Items from a dataset:
______

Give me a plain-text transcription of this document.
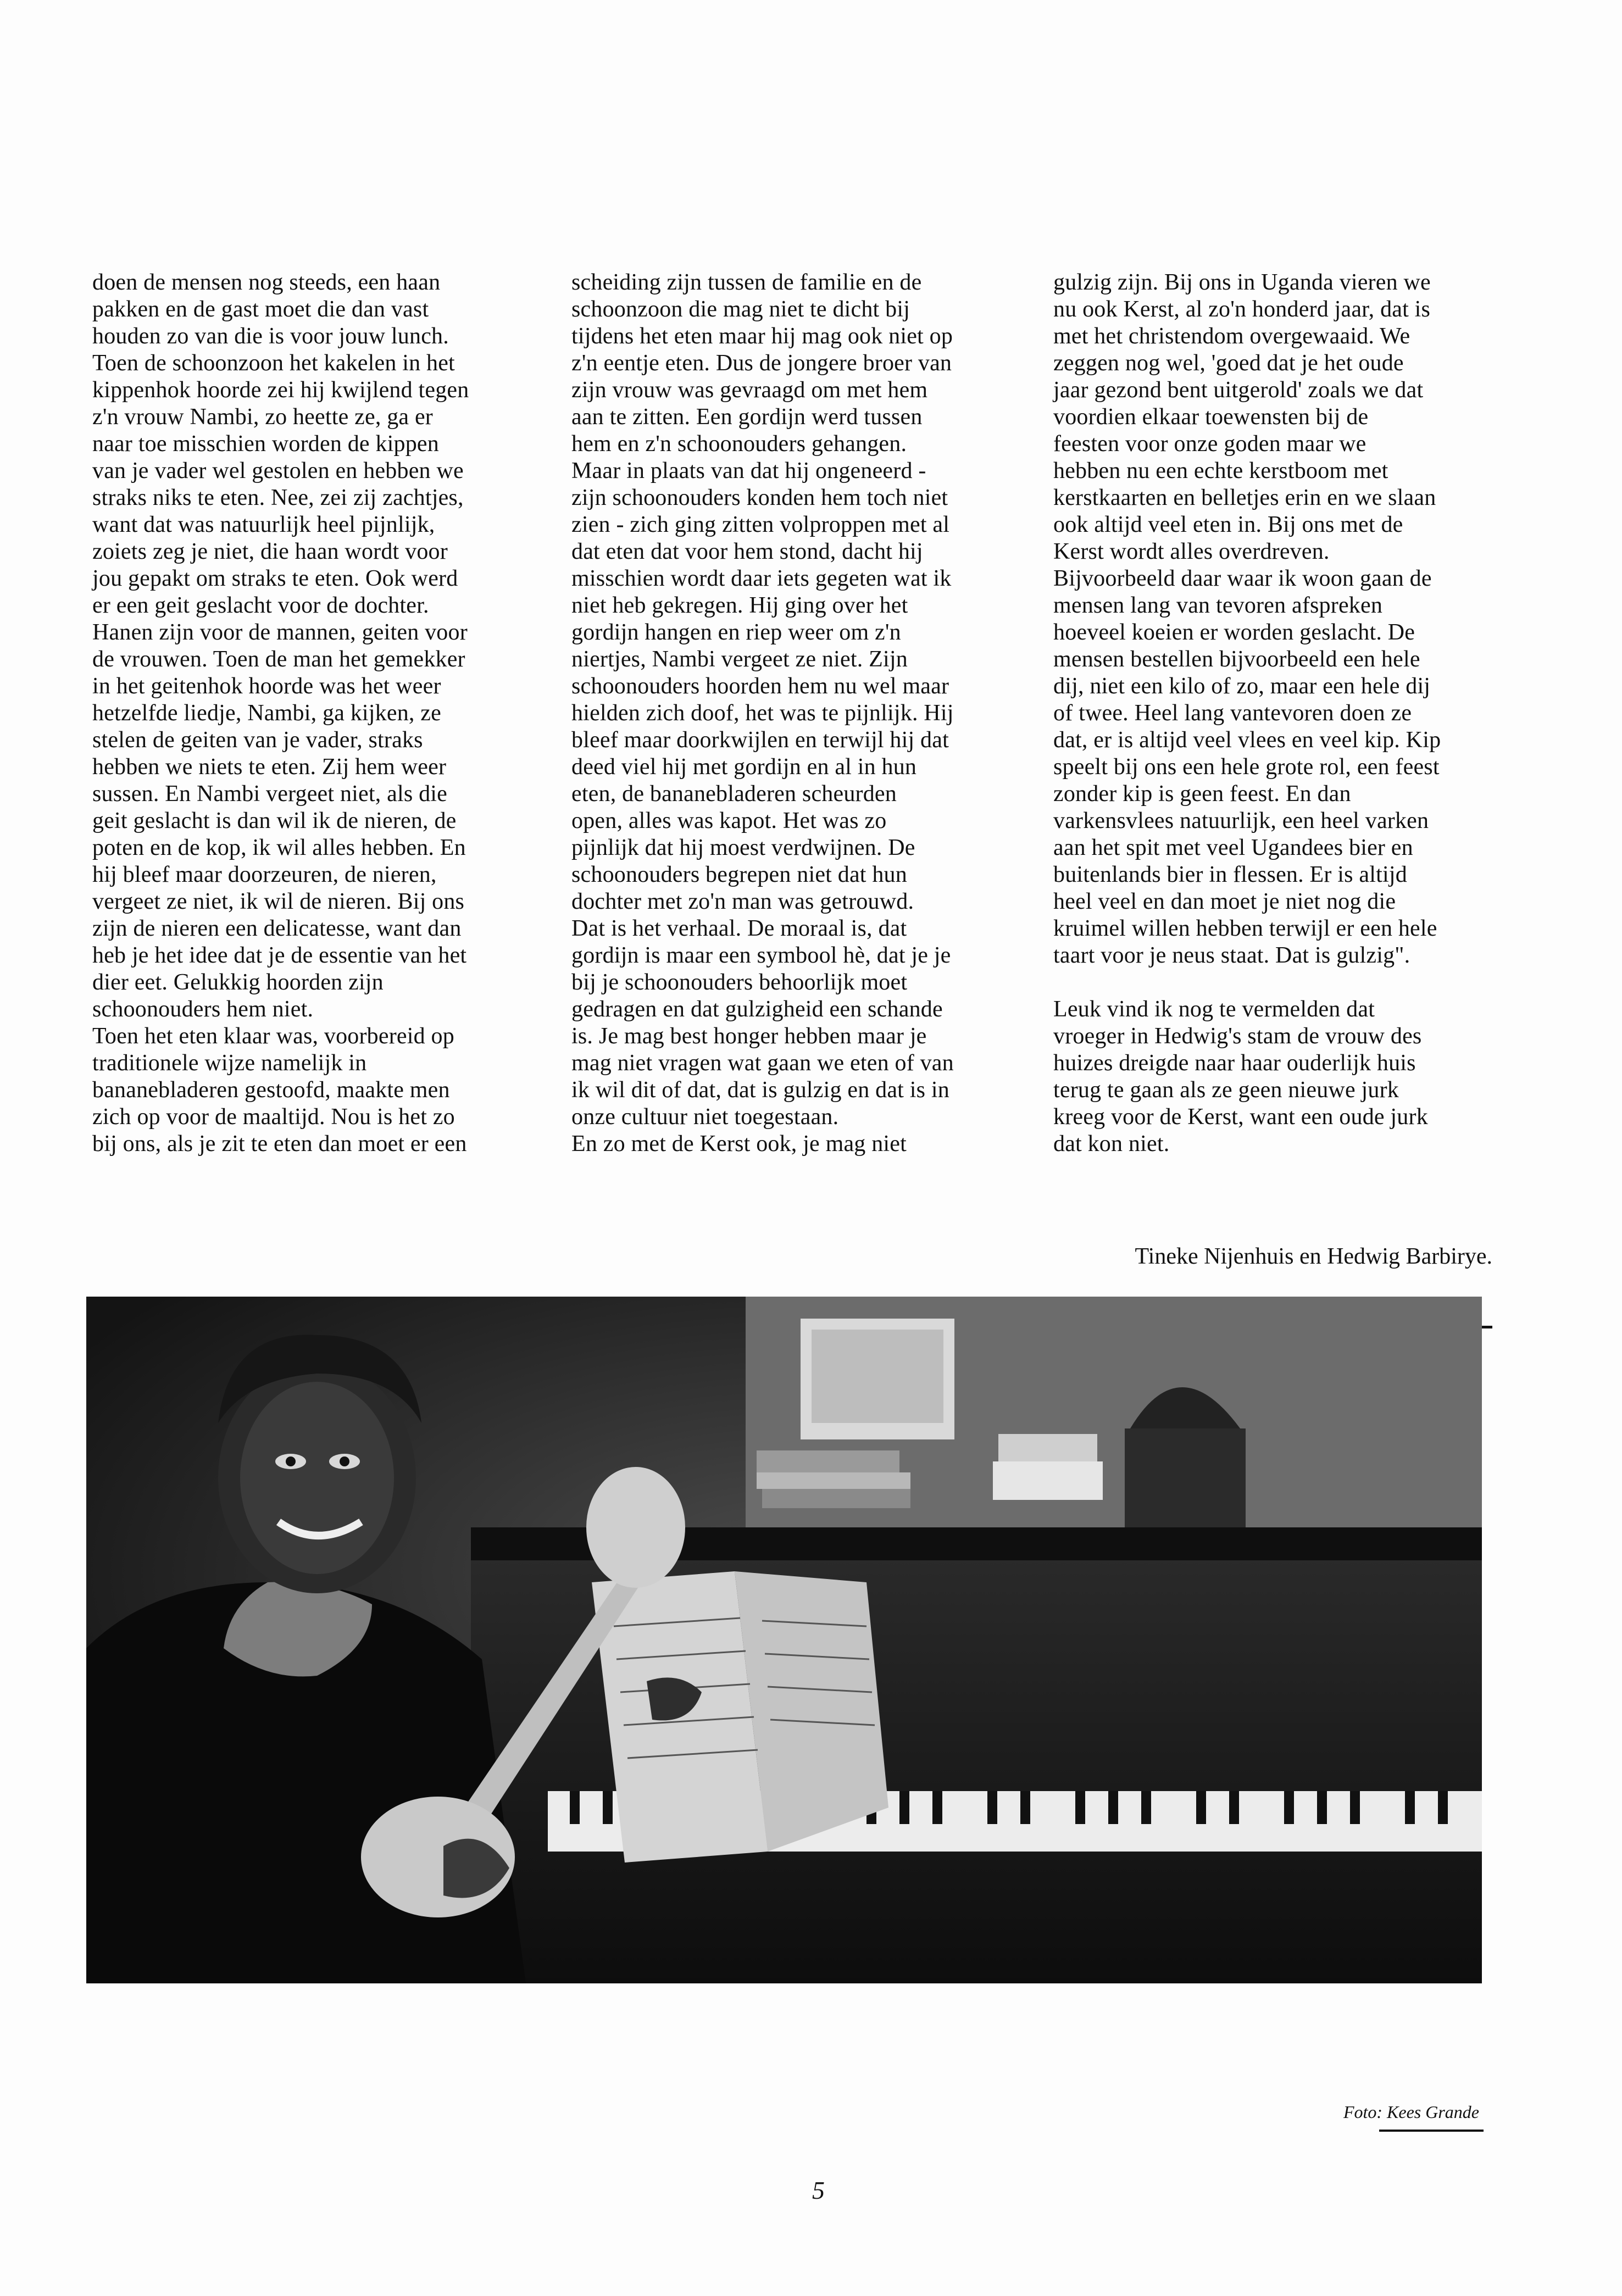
doen de mensen nog steeds, een haan
pakken en de gast moet die dan vast
houden zo van die is voor jouw lunch.
Toen de schoonzoon het kakelen in het
kippenhok hoorde zei hij kwijlend tegen
z'n vrouw Nambi, zo heette ze, ga er
naar toe misschien worden de kippen
van je vader wel gestolen en hebben we
straks niks te eten. Nee, zei zij zachtjes,
want dat was natuurlijk heel pijnlijk,
zoiets zeg je niet, die haan wordt voor
jou gepakt om straks te eten. Ook werd
er een geit geslacht voor de dochter.
Hanen zijn voor de mannen, geiten voor
de vrouwen. Toen de man het gemekker
in het geitenhok hoorde was het weer
hetzelfde liedje, Nambi, ga kijken, ze
stelen de geiten van je vader, straks
hebben we niets te eten. Zij hem weer
sussen. En Nambi vergeet niet, als die
geit geslacht is dan wil ik de nieren, de
poten en de kop, ik wil alles hebben. En
hij bleef maar doorzeuren, de nieren,
vergeet ze niet, ik wil de nieren. Bij ons
zijn de nieren een delicatesse, want dan
heb je het idee dat je de essentie van het
dier eet. Gelukkig hoorden zijn
schoonouders hem niet.
Toen het eten klaar was, voorbereid op
traditionele wijze namelijk in
bananebladeren gestoofd, maakte men
zich op voor de maaltijd. Nou is het zo
bij ons, als je zit te eten dan moet er een
scheiding zijn tussen de familie en de
schoonzoon die mag niet te dicht bij
tijdens het eten maar hij mag ook niet op
z'n eentje eten. Dus de jongere broer van
zijn vrouw was gevraagd om met hem
aan te zitten. Een gordijn werd tussen
hem en z'n schoonouders gehangen.
Maar in plaats van dat hij ongeneerd -
zijn schoonouders konden hem toch niet
zien - zich ging zitten volproppen met al
dat eten dat voor hem stond, dacht hij
misschien wordt daar iets gegeten wat ik
niet heb gekregen. Hij ging over het
gordijn hangen en riep weer om z'n
niertjes, Nambi vergeet ze niet. Zijn
schoonouders hoorden hem nu wel maar
hielden zich doof, het was te pijnlijk. Hij
bleef maar doorkwijlen en terwijl hij dat
deed viel hij met gordijn en al in hun
eten, de bananebladeren scheurden
open, alles was kapot. Het was zo
pijnlijk dat hij moest verdwijnen. De
schoonouders begrepen niet dat hun
dochter met zo'n man was getrouwd.
Dat is het verhaal. De moraal is, dat
gordijn is maar een symbool hè, dat je je
bij je schoonouders behoorlijk moet
gedragen en dat gulzigheid een schande
is. Je mag best honger hebben maar je
mag niet vragen wat gaan we eten of van
ik wil dit of dat, dat is gulzig en dat is in
onze cultuur niet toegestaan.
En zo met de Kerst ook, je mag niet
gulzig zijn. Bij ons in Uganda vieren we
nu ook Kerst, al zo'n honderd jaar, dat is
met het christendom overgewaaid. We
zeggen nog wel, 'goed dat je het oude
jaar gezond bent uitgerold' zoals we dat
voordien elkaar toewensten bij de
feesten voor onze goden maar we
hebben nu een echte kerstboom met
kerstkaarten en belletjes erin en we slaan
ook altijd veel eten in. Bij ons met de
Kerst wordt alles overdreven.
Bijvoorbeeld daar waar ik woon gaan de
mensen lang van tevoren afspreken
hoeveel koeien er worden geslacht. De
mensen bestellen bijvoorbeeld een hele
dij, niet een kilo of zo, maar een hele dij
of twee. Heel lang vantevoren doen ze
dat, er is altijd veel vlees en veel kip. Kip
speelt bij ons een hele grote rol, een feest
zonder kip is geen feest. En dan
varkensvlees natuurlijk, een heel varken
aan het spit met veel Ugandees bier en
buitenlands bier in flessen. Er is altijd
heel veel en dan moet je niet nog die
kruimel willen hebben terwijl er een hele
taart voor je neus staat. Dat is gulzig".

Leuk vind ik nog te vermelden dat
vroeger in Hedwig's stam de vrouw des
huizes dreigde naar haar ouderlijk huis
terug te gaan als ze geen nieuwe jurk
kreeg voor de Kerst, want een oude jurk
dat kon niet.

Tineke Nijenhuis en Hedwig Barbirye.

Foto: Kees Grande
5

______

— Task directions —
Among the lines of the listing, how many hold the string "jurk"? Respond with only the number.

— Result for this exercise —
2